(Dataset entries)
────────────────

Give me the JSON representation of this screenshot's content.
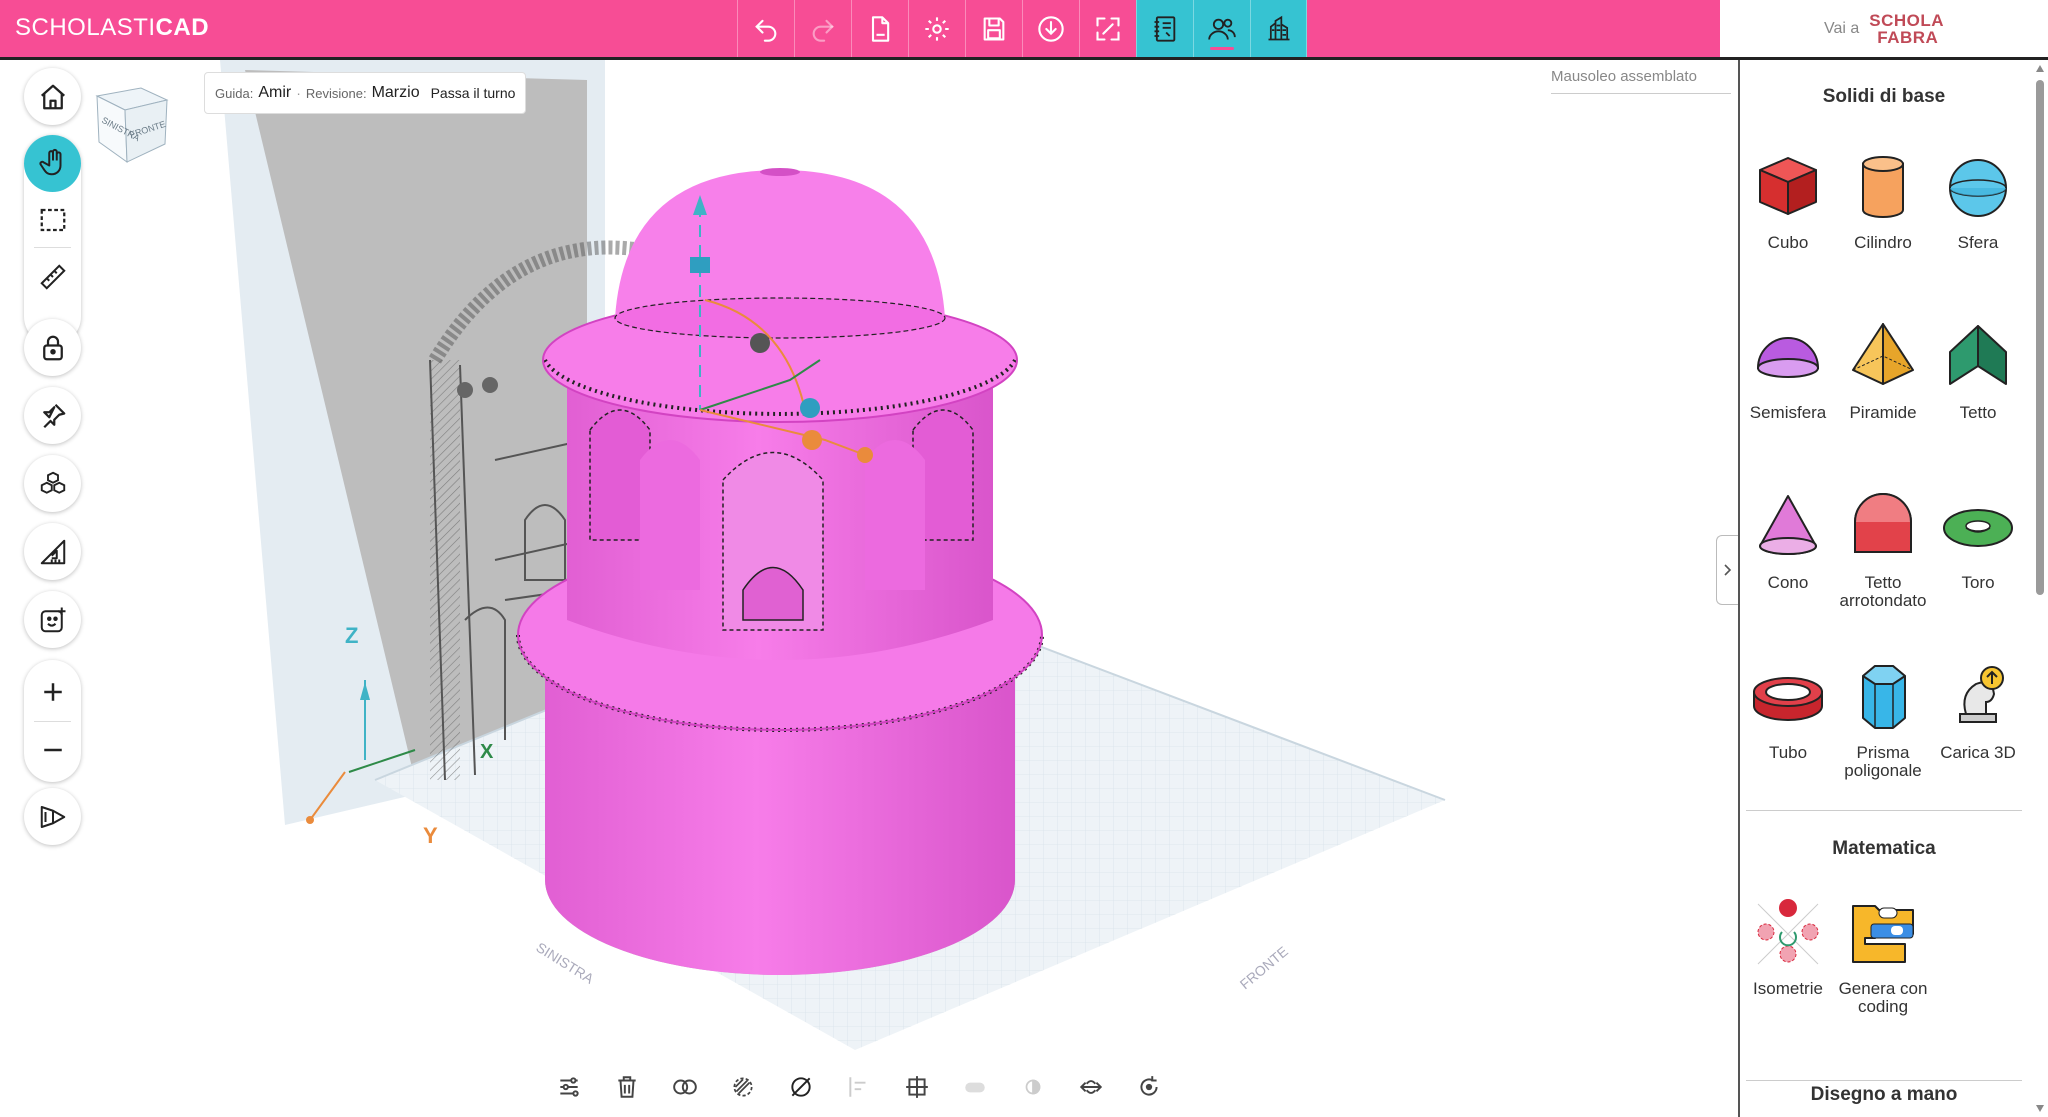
{
  "app": {
    "brand_light": "SCHOLASTI",
    "brand_bold": "CAD",
    "fabra_label": "Vai a",
    "fabra_logo_top": "SCHOLA",
    "fabra_logo_bottom": "FABRA"
  },
  "toolbar": [
    {
      "name": "undo-icon"
    },
    {
      "name": "redo-icon"
    },
    {
      "name": "new-file-icon"
    },
    {
      "name": "settings-icon"
    },
    {
      "name": "save-icon"
    },
    {
      "name": "download-icon"
    },
    {
      "name": "fullscreen-icon"
    },
    {
      "name": "notebook-icon"
    },
    {
      "name": "collaborators-icon"
    },
    {
      "name": "scene-icon"
    }
  ],
  "guide": {
    "guide_label": "Guida:",
    "guide_value": "Amir",
    "separator": "·",
    "revision_label": "Revisione:",
    "revision_value": "Marzio",
    "pass_turn": "Passa il turno"
  },
  "project_name": "Mausoleo assemblato",
  "viewcube": {
    "left": "SINISTRA",
    "front": "FRONTE"
  },
  "axes": {
    "z": "Z",
    "x": "X",
    "y": "Y"
  },
  "floor_labels": {
    "left": "SINISTRA",
    "front": "FRONTE"
  },
  "panel": {
    "section_basic": "Solidi di base",
    "shapes": [
      {
        "label": "Cubo",
        "icon": "cube-icon"
      },
      {
        "label": "Cilindro",
        "icon": "cylinder-icon"
      },
      {
        "label": "Sfera",
        "icon": "sphere-icon"
      },
      {
        "label": "Semisfera",
        "icon": "hemisphere-icon"
      },
      {
        "label": "Piramide",
        "icon": "pyramid-icon"
      },
      {
        "label": "Tetto",
        "icon": "roof-icon"
      },
      {
        "label": "Cono",
        "icon": "cone-icon"
      },
      {
        "label": "Tetto arrotondato",
        "icon": "rounded-roof-icon"
      },
      {
        "label": "Toro",
        "icon": "torus-icon"
      },
      {
        "label": "Tubo",
        "icon": "tube-icon"
      },
      {
        "label": "Prisma poligonale",
        "icon": "polygonal-prism-icon"
      },
      {
        "label": "Carica 3D",
        "icon": "upload-3d-icon"
      }
    ],
    "section_math": "Matematica",
    "math": [
      {
        "label": "Isometrie",
        "icon": "isometry-icon"
      },
      {
        "label": "Genera con coding",
        "icon": "coding-icon"
      }
    ],
    "section_draw": "Disegno a mano"
  },
  "colors": {
    "topbar": "#f74d95",
    "accent": "#36c3d2",
    "model": "#f572e6"
  }
}
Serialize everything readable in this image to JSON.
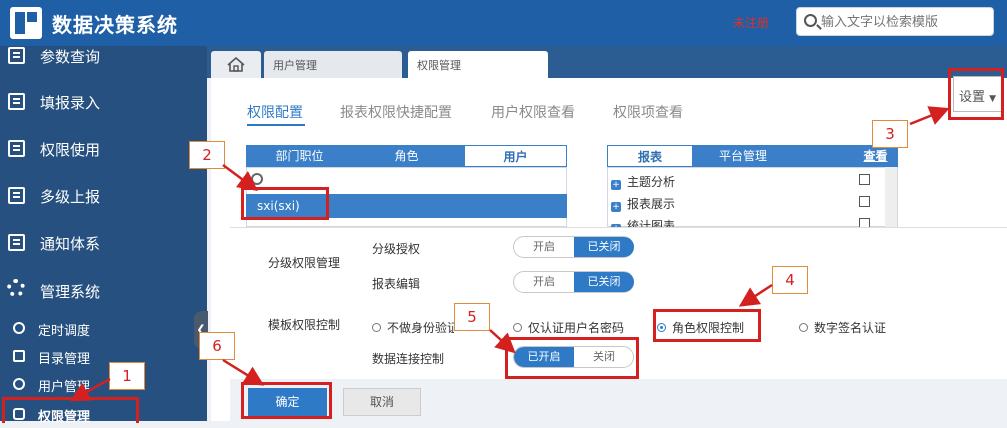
{
  "app": {
    "title": "数据决策系统",
    "unregistered": "未注册"
  },
  "search": {
    "placeholder": "输入文字以检索模版"
  },
  "sidebar": {
    "items": [
      {
        "label": "参数查询",
        "icon": "list-icon"
      },
      {
        "label": "填报录入",
        "icon": "list-icon"
      },
      {
        "label": "权限使用",
        "icon": "list-icon"
      },
      {
        "label": "多级上报",
        "icon": "list-icon"
      },
      {
        "label": "通知体系",
        "icon": "list-icon"
      },
      {
        "label": "管理系统",
        "icon": "gear-icon"
      }
    ],
    "sub_items": [
      {
        "label": "定时调度",
        "icon": "clock-icon"
      },
      {
        "label": "目录管理",
        "icon": "folder-icon"
      },
      {
        "label": "用户管理",
        "icon": "user-icon"
      },
      {
        "label": "权限管理",
        "icon": "lock-icon"
      }
    ]
  },
  "tabs": [
    {
      "label": "用户管理"
    },
    {
      "label": "权限管理"
    }
  ],
  "subnav": [
    "权限配置",
    "报表权限快捷配置",
    "用户权限查看",
    "权限项查看"
  ],
  "settings_label": "设置",
  "left_panel": {
    "headers": [
      "部门职位",
      "角色",
      "用户"
    ],
    "selected_row": "sxi(sxi)"
  },
  "right_panel": {
    "headers": [
      "报表",
      "平台管理",
      "查看"
    ],
    "tree": [
      "主题分析",
      "报表展示",
      "统计图表"
    ]
  },
  "dialog": {
    "grading_label": "分级权限管理",
    "grading_auth_label": "分级授权",
    "report_edit_label": "报表编辑",
    "toggle_on": "开启",
    "toggle_closed": "已关闭",
    "template_label": "模板权限控制",
    "radios": [
      "不做身份验证",
      "仅认证用户名密码",
      "角色权限控制",
      "数字签名认证"
    ],
    "selected_radio": "角色权限控制",
    "db_label": "数据连接控制",
    "db_toggle_on": "已开启",
    "db_toggle_off": "关闭",
    "ok": "确定",
    "cancel": "取消"
  },
  "annotations": [
    "1",
    "2",
    "3",
    "4",
    "5",
    "6"
  ],
  "colors": {
    "header": "#1f5fa6",
    "sidebar": "#26507f",
    "accent": "#2f7ac7",
    "annotation": "#d52020"
  }
}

────────────────

-- Set task --
Leave the pictures out and output the rest of the listing exactly.

-- Right answer --
Give me the JSON representation of this screenshot's content.
{
  "app": {
    "brand_light": "SCHOLASTI",
    "brand_bold": "CAD",
    "fabra_label": "Vai a",
    "fabra_logo_top": "SCHOLA",
    "fabra_logo_bottom": "FABRA"
  },
  "toolbar": [
    {
      "name": "undo-icon"
    },
    {
      "name": "redo-icon"
    },
    {
      "name": "new-file-icon"
    },
    {
      "name": "settings-icon"
    },
    {
      "name": "save-icon"
    },
    {
      "name": "download-icon"
    },
    {
      "name": "fullscreen-icon"
    },
    {
      "name": "notebook-icon"
    },
    {
      "name": "collaborators-icon"
    },
    {
      "name": "scene-icon"
    }
  ],
  "guide": {
    "guide_label": "Guida:",
    "guide_value": "Amir",
    "separator": "·",
    "revision_label": "Revisione:",
    "revision_value": "Marzio",
    "pass_turn": "Passa il turno"
  },
  "project_name": "Mausoleo assemblato",
  "viewcube": {
    "left": "SINISTRA",
    "front": "FRONTE"
  },
  "axes": {
    "z": "Z",
    "x": "X",
    "y": "Y"
  },
  "floor_labels": {
    "left": "SINISTRA",
    "front": "FRONTE"
  },
  "panel": {
    "section_basic": "Solidi di base",
    "shapes": [
      {
        "label": "Cubo",
        "icon": "cube-icon"
      },
      {
        "label": "Cilindro",
        "icon": "cylinder-icon"
      },
      {
        "label": "Sfera",
        "icon": "sphere-icon"
      },
      {
        "label": "Semisfera",
        "icon": "hemisphere-icon"
      },
      {
        "label": "Piramide",
        "icon": "pyramid-icon"
      },
      {
        "label": "Tetto",
        "icon": "roof-icon"
      },
      {
        "label": "Cono",
        "icon": "cone-icon"
      },
      {
        "label": "Tetto arrotondato",
        "icon": "rounded-roof-icon"
      },
      {
        "label": "Toro",
        "icon": "torus-icon"
      },
      {
        "label": "Tubo",
        "icon": "tube-icon"
      },
      {
        "label": "Prisma poligonale",
        "icon": "polygonal-prism-icon"
      },
      {
        "label": "Carica 3D",
        "icon": "upload-3d-icon"
      }
    ],
    "section_math": "Matematica",
    "math": [
      {
        "label": "Isometrie",
        "icon": "isometry-icon"
      },
      {
        "label": "Genera con coding",
        "icon": "coding-icon"
      }
    ],
    "section_draw": "Disegno a mano"
  },
  "colors": {
    "topbar": "#f74d95",
    "accent": "#36c3d2",
    "model": "#f572e6"
  }
}
Serialize everything readable in this image to JSON.
{
  "app": {
    "title": "数据决策系统",
    "unregistered": "未注册"
  },
  "search": {
    "placeholder": "输入文字以检索模版"
  },
  "sidebar": {
    "items": [
      {
        "label": "参数查询",
        "icon": "list-icon"
      },
      {
        "label": "填报录入",
        "icon": "list-icon"
      },
      {
        "label": "权限使用",
        "icon": "list-icon"
      },
      {
        "label": "多级上报",
        "icon": "list-icon"
      },
      {
        "label": "通知体系",
        "icon": "list-icon"
      },
      {
        "label": "管理系统",
        "icon": "gear-icon"
      }
    ],
    "sub_items": [
      {
        "label": "定时调度",
        "icon": "clock-icon"
      },
      {
        "label": "目录管理",
        "icon": "folder-icon"
      },
      {
        "label": "用户管理",
        "icon": "user-icon"
      },
      {
        "label": "权限管理",
        "icon": "lock-icon"
      }
    ]
  },
  "tabs": [
    {
      "label": "用户管理"
    },
    {
      "label": "权限管理"
    }
  ],
  "subnav": [
    "权限配置",
    "报表权限快捷配置",
    "用户权限查看",
    "权限项查看"
  ],
  "settings_label": "设置",
  "left_panel": {
    "headers": [
      "部门职位",
      "角色",
      "用户"
    ],
    "selected_row": "sxi(sxi)"
  },
  "right_panel": {
    "headers": [
      "报表",
      "平台管理",
      "查看"
    ],
    "tree": [
      "主题分析",
      "报表展示",
      "统计图表"
    ]
  },
  "dialog": {
    "grading_label": "分级权限管理",
    "grading_auth_label": "分级授权",
    "report_edit_label": "报表编辑",
    "toggle_on": "开启",
    "toggle_closed": "已关闭",
    "template_label": "模板权限控制",
    "radios": [
      "不做身份验证",
      "仅认证用户名密码",
      "角色权限控制",
      "数字签名认证"
    ],
    "selected_radio": "角色权限控制",
    "db_label": "数据连接控制",
    "db_toggle_on": "已开启",
    "db_toggle_off": "关闭",
    "ok": "确定",
    "cancel": "取消"
  },
  "annotations": [
    "1",
    "2",
    "3",
    "4",
    "5",
    "6"
  ],
  "colors": {
    "header": "#1f5fa6",
    "sidebar": "#26507f",
    "accent": "#2f7ac7",
    "annotation": "#d52020"
  }
}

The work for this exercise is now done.